DIRECTION ▸ Every line below that mentions the word "Porto" should be copied out.

#### ROWS

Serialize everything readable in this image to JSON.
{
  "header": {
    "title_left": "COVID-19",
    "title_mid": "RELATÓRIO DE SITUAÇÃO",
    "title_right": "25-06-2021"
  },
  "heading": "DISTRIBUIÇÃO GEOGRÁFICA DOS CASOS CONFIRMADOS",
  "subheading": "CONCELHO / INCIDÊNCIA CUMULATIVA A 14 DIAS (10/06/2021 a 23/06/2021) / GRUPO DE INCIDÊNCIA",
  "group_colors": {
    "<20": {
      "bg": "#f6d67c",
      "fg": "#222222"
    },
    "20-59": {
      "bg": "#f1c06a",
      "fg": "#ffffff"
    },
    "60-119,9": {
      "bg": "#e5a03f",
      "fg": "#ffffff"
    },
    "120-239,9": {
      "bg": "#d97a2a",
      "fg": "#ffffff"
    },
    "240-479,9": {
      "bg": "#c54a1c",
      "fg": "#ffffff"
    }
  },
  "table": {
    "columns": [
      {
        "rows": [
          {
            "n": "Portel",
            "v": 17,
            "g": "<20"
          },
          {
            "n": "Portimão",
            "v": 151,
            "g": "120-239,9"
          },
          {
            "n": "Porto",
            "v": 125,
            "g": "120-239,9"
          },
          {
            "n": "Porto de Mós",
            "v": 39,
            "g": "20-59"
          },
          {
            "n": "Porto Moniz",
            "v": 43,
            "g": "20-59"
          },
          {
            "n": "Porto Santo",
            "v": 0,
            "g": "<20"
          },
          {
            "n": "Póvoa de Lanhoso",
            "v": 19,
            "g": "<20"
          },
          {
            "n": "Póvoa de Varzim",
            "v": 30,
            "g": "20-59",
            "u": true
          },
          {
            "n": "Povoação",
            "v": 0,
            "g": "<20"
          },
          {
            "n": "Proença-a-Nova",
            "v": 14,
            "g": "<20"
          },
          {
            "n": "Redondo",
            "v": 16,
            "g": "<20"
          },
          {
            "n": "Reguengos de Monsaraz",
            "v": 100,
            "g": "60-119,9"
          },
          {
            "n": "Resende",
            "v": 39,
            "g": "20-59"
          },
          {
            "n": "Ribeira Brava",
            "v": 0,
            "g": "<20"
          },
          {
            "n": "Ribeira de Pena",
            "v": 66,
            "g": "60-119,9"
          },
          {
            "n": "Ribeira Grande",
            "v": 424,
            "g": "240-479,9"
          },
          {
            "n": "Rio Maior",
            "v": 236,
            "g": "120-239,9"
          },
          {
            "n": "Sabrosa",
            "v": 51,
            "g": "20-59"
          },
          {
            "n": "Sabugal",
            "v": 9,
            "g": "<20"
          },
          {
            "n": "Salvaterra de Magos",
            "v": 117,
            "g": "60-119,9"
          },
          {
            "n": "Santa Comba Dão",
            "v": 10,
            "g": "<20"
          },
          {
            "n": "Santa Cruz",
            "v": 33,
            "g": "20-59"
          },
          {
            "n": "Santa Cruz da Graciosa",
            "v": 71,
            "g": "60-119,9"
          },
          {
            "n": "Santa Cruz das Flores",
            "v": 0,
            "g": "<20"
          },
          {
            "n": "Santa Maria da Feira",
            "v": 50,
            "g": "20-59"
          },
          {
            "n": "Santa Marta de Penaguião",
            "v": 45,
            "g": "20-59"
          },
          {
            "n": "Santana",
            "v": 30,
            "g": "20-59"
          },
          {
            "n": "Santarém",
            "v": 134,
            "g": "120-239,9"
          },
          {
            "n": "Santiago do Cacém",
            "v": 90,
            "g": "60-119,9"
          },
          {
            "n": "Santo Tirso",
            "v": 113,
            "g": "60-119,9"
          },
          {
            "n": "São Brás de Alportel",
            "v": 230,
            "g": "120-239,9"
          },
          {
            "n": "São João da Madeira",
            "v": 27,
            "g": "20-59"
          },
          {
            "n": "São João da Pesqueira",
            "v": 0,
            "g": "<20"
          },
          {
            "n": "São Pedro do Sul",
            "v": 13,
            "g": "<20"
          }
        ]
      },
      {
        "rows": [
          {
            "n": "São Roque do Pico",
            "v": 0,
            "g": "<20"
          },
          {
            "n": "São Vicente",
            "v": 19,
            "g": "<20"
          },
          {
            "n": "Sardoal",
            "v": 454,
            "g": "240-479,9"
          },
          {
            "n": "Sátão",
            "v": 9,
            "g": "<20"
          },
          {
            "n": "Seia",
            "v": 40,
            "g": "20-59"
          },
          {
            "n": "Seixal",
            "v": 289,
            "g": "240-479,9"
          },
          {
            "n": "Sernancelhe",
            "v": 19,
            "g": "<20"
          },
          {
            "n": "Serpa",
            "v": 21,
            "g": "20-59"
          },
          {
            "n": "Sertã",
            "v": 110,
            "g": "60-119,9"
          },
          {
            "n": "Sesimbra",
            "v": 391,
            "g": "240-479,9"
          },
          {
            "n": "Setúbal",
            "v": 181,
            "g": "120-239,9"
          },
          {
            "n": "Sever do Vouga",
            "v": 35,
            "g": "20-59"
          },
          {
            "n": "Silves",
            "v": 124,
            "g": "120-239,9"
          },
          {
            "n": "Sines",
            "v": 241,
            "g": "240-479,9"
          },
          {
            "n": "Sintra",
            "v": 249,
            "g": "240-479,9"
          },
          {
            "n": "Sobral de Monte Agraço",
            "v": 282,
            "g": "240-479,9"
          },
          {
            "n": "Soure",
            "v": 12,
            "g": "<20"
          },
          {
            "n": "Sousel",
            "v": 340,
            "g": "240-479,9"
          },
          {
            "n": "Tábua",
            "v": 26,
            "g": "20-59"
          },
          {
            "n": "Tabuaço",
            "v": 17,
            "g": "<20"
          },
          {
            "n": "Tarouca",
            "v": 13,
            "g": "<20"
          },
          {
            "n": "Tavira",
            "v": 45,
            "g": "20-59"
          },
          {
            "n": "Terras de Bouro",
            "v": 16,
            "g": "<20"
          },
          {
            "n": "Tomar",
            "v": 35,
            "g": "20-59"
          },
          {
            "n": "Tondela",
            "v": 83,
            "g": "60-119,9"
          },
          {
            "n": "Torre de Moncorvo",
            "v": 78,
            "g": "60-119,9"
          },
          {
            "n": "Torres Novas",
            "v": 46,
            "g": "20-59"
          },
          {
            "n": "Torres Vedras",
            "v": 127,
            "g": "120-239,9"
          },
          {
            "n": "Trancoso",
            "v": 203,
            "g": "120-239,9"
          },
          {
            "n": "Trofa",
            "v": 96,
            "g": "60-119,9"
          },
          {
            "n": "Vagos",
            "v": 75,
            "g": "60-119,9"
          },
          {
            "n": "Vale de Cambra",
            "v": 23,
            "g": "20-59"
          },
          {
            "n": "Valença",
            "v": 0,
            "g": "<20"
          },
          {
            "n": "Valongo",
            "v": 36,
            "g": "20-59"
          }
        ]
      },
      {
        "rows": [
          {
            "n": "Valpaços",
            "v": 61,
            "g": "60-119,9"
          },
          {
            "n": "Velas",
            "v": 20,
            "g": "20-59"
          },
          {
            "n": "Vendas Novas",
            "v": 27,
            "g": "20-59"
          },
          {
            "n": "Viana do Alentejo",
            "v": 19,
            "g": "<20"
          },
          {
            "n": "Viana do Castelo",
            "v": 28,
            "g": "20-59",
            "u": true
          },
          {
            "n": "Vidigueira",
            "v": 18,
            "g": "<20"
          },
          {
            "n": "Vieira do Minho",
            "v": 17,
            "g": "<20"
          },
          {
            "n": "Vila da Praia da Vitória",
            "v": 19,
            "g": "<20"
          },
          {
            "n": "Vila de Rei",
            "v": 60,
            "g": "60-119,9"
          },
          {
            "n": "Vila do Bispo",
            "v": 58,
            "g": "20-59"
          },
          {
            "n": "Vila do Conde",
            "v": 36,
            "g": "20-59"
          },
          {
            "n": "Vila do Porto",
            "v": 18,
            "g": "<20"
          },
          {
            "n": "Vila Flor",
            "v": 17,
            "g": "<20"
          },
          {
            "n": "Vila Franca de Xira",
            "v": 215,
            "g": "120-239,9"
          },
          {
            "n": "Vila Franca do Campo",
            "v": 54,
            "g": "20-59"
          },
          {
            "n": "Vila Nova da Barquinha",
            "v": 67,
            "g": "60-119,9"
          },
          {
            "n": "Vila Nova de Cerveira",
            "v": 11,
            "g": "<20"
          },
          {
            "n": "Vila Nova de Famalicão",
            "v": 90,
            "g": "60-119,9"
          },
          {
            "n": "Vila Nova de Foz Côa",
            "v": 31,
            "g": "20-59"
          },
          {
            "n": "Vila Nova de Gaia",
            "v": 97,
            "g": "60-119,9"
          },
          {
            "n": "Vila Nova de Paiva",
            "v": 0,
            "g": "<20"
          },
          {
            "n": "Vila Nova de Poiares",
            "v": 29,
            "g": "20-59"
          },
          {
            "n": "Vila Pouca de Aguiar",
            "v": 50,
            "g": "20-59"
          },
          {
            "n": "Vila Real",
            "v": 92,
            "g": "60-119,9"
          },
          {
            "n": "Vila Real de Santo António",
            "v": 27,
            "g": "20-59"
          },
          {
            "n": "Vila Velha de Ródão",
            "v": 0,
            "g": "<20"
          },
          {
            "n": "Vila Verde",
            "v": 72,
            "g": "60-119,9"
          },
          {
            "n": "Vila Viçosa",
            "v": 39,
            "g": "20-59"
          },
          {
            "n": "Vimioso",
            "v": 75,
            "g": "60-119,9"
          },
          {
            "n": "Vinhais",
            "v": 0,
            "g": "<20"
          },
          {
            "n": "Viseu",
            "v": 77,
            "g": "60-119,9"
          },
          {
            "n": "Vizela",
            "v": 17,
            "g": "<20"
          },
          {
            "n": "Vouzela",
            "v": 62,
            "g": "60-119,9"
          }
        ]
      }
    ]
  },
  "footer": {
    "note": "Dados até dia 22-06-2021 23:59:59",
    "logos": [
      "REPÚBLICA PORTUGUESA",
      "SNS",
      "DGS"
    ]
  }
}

########

FINISHED EXERCISE ▸
            "n": "Porto",
            "n": "Porto de Mós",
            "n": "Porto Moniz",
            "n": "Porto Santo",
            "n": "Vila do Porto",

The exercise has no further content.